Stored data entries
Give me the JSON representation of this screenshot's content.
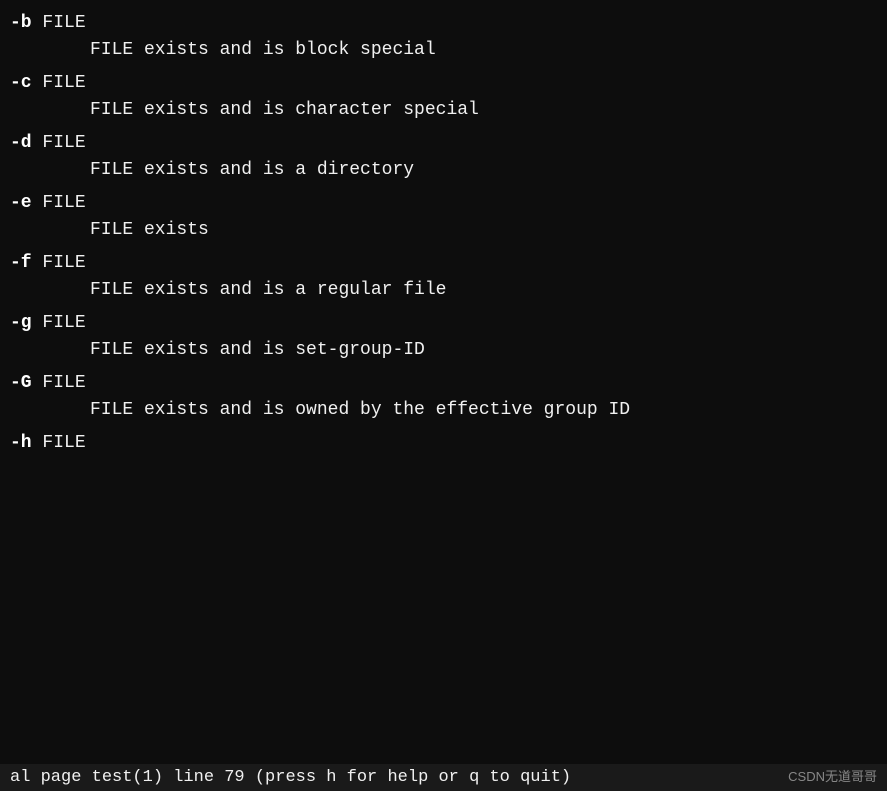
{
  "terminal": {
    "entries": [
      {
        "flag": "-b",
        "arg": " FILE",
        "description": "      FILE exists and is block special"
      },
      {
        "flag": "-c",
        "arg": " FILE",
        "description": "      FILE exists and is character special"
      },
      {
        "flag": "-d",
        "arg": " FILE",
        "description": "      FILE exists and is a directory"
      },
      {
        "flag": "-e",
        "arg": " FILE",
        "description": "      FILE exists"
      },
      {
        "flag": "-f",
        "arg": " FILE",
        "description": "      FILE exists and is a regular file"
      },
      {
        "flag": "-g",
        "arg": " FILE",
        "description": "      FILE exists and is set-group-ID"
      },
      {
        "flag": "-G",
        "arg": " FILE",
        "description": "      FILE exists and is owned by the effective group ID"
      },
      {
        "flag": "-h",
        "arg": " FILE",
        "description": ""
      }
    ],
    "status_bar": "al page test(1) line 79 (press h for help or q to quit)"
  },
  "watermark": "CSDN无道哥哥"
}
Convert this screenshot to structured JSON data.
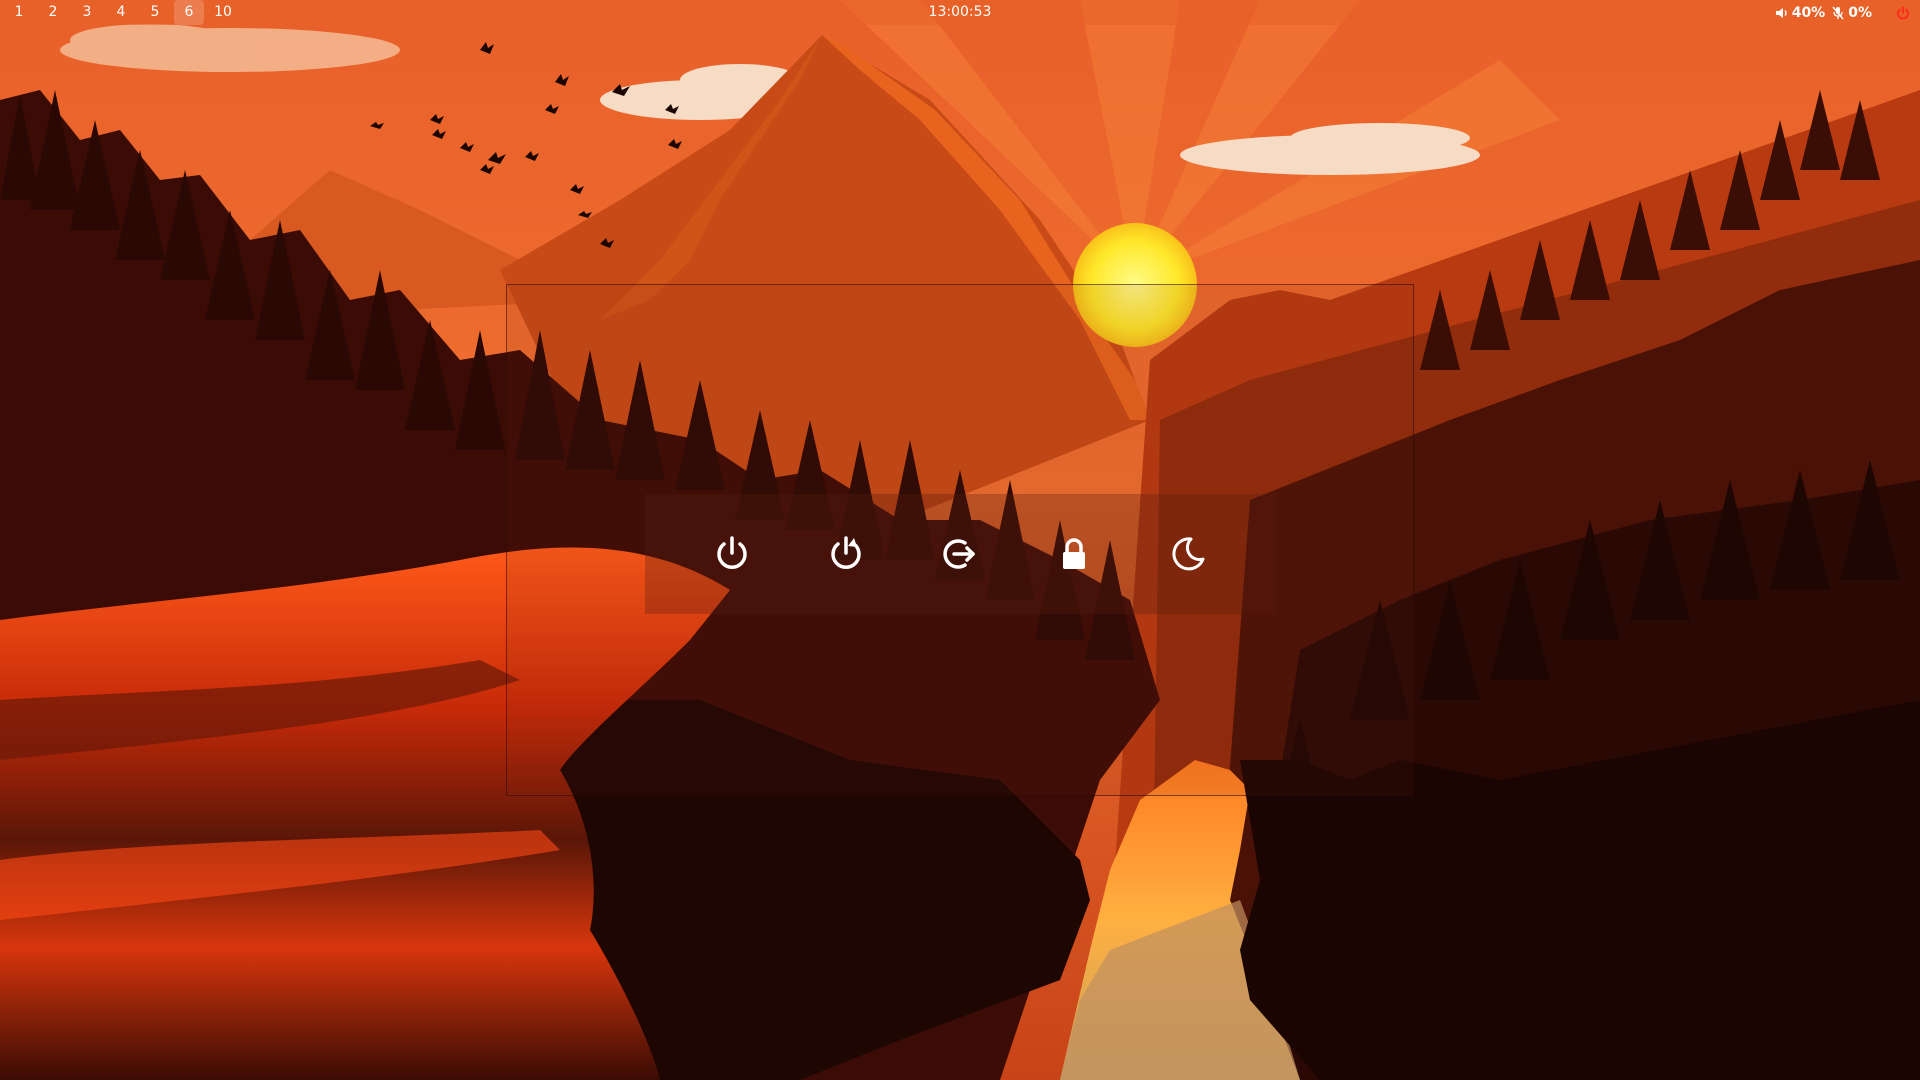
{
  "topbar": {
    "workspaces": [
      "1",
      "2",
      "3",
      "4",
      "5",
      "6",
      "10"
    ],
    "active_workspace": "6",
    "clock": "13:00:53",
    "volume": {
      "icon": "speaker-icon",
      "value": "40%"
    },
    "microphone": {
      "icon": "mic-muted-icon",
      "value": "0%"
    },
    "power": {
      "icon": "power-icon",
      "color": "#ff2a1a"
    }
  },
  "power_menu": {
    "buttons": [
      {
        "name": "shutdown-button",
        "icon": "power-icon"
      },
      {
        "name": "reboot-button",
        "icon": "reboot-icon"
      },
      {
        "name": "logout-button",
        "icon": "logout-icon"
      },
      {
        "name": "lock-button",
        "icon": "lock-icon"
      },
      {
        "name": "suspend-button",
        "icon": "moon-icon"
      }
    ]
  },
  "colors": {
    "sky": "#ee6b2a",
    "mountain": "#cf4a12",
    "sun": "#fff04a",
    "forest_dark": "#2a0905",
    "cliff": "#ff4a12",
    "river": "#ff9a2a"
  }
}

■ **Exercise**: Where a line in the material contains "group", copy that line.

■ **Solution to this task**:
        "description": "      FILE exists and is set-group-ID"
        "description": "      FILE exists and is owned by the effective group ID"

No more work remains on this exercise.